START

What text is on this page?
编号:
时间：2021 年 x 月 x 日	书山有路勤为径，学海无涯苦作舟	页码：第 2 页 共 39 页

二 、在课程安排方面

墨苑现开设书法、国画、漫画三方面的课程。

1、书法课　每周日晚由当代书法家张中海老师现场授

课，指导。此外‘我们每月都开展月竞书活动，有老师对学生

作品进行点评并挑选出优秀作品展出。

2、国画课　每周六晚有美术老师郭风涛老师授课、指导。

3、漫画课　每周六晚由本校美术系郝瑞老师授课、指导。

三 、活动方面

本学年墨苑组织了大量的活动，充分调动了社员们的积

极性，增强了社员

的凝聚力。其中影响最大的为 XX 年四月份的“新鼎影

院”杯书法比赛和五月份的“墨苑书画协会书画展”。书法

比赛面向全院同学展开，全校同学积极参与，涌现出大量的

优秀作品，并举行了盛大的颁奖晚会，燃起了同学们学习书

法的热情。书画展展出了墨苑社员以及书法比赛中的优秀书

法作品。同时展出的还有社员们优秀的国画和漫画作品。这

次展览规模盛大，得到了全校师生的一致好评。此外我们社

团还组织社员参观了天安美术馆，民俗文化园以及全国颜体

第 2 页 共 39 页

END

[REQUIREMENT] Write out each line of the data above again, exactly as given.

[CORRECT ANSWER]
What text is on this page?
编号:
时间：2021 年 x 月 x 日	书山有路勤为径，学海无涯苦作舟	页码：第 2 页 共 39 页

二 、在课程安排方面

墨苑现开设书法、国画、漫画三方面的课程。

1、书法课　每周日晚由当代书法家张中海老师现场授

课，指导。此外‘我们每月都开展月竞书活动，有老师对学生

作品进行点评并挑选出优秀作品展出。

2、国画课　每周六晚有美术老师郭风涛老师授课、指导。

3、漫画课　每周六晚由本校美术系郝瑞老师授课、指导。

三 、活动方面

本学年墨苑组织了大量的活动，充分调动了社员们的积

极性，增强了社员

的凝聚力。其中影响最大的为 XX 年四月份的“新鼎影

院”杯书法比赛和五月份的“墨苑书画协会书画展”。书法

比赛面向全院同学展开，全校同学积极参与，涌现出大量的

优秀作品，并举行了盛大的颁奖晚会，燃起了同学们学习书

法的热情。书画展展出了墨苑社员以及书法比赛中的优秀书

法作品。同时展出的还有社员们优秀的国画和漫画作品。这

次展览规模盛大，得到了全校师生的一致好评。此外我们社

团还组织社员参观了天安美术馆，民俗文化园以及全国颜体

第 2 页 共 39 页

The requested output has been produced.